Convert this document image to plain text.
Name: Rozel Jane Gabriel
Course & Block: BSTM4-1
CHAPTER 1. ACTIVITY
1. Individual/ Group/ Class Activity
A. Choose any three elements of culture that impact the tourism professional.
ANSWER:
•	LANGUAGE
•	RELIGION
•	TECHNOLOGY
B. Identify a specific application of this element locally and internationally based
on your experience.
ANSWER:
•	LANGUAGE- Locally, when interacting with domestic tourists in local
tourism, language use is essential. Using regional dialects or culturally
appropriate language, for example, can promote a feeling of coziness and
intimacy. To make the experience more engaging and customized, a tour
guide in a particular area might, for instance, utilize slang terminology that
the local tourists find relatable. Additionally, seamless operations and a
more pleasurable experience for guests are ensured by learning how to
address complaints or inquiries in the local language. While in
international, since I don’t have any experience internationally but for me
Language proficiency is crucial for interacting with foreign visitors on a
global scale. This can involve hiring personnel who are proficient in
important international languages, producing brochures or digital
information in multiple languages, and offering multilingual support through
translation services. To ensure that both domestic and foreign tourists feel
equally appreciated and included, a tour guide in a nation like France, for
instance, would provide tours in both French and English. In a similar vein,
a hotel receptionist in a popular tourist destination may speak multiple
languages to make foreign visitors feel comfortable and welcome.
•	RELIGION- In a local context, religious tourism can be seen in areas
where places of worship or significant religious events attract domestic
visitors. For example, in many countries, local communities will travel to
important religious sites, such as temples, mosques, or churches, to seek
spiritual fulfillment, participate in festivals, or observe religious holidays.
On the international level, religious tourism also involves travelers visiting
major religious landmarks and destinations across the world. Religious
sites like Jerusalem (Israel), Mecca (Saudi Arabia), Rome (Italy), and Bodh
...
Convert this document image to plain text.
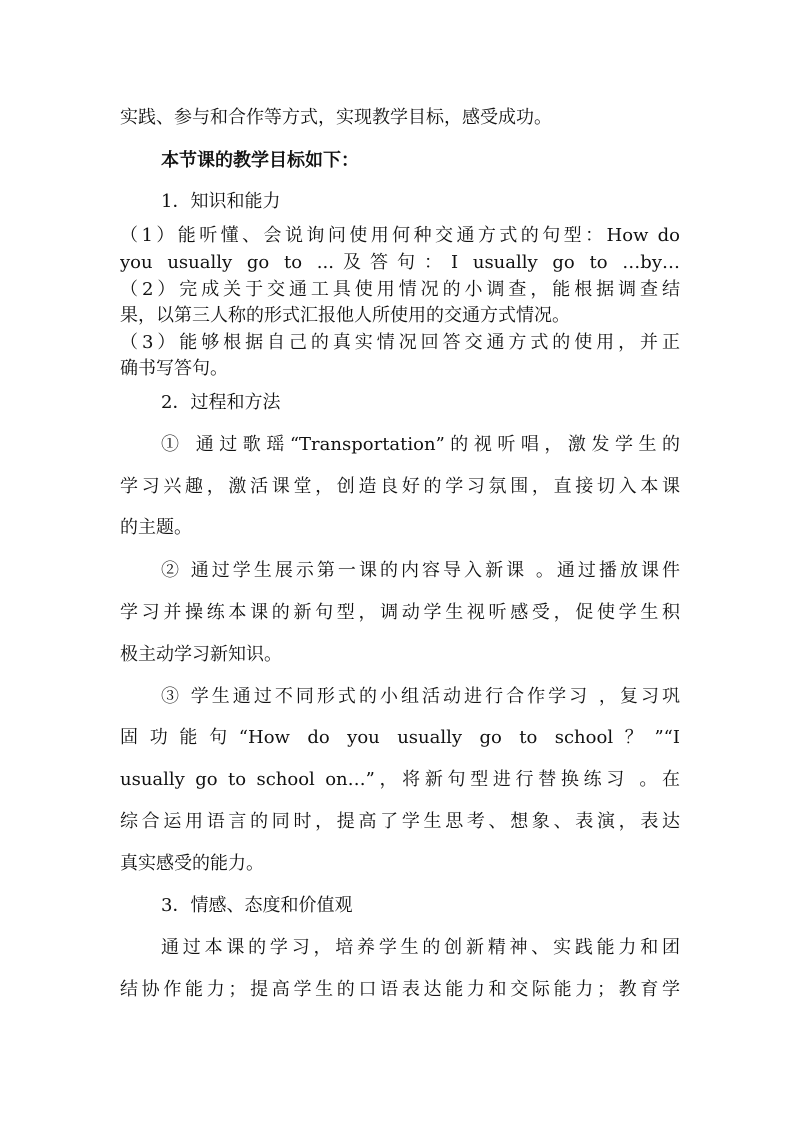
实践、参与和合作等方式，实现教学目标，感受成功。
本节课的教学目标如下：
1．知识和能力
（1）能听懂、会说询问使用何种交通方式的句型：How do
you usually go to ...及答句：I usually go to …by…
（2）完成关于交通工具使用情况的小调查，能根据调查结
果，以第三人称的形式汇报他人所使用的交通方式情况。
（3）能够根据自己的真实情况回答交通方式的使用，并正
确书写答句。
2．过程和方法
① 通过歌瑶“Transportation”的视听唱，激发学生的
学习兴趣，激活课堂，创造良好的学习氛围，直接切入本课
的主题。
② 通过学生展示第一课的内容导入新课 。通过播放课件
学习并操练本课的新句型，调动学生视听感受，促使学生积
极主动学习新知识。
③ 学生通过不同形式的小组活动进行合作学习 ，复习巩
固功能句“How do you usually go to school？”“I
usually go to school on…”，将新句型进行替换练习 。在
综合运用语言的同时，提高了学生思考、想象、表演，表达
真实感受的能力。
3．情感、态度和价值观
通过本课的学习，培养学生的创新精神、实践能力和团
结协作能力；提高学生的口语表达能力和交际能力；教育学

→ **Problem requirements**: Look through the material and say how many lines hold "more". Give the number only.

→ **Result of this task**: 2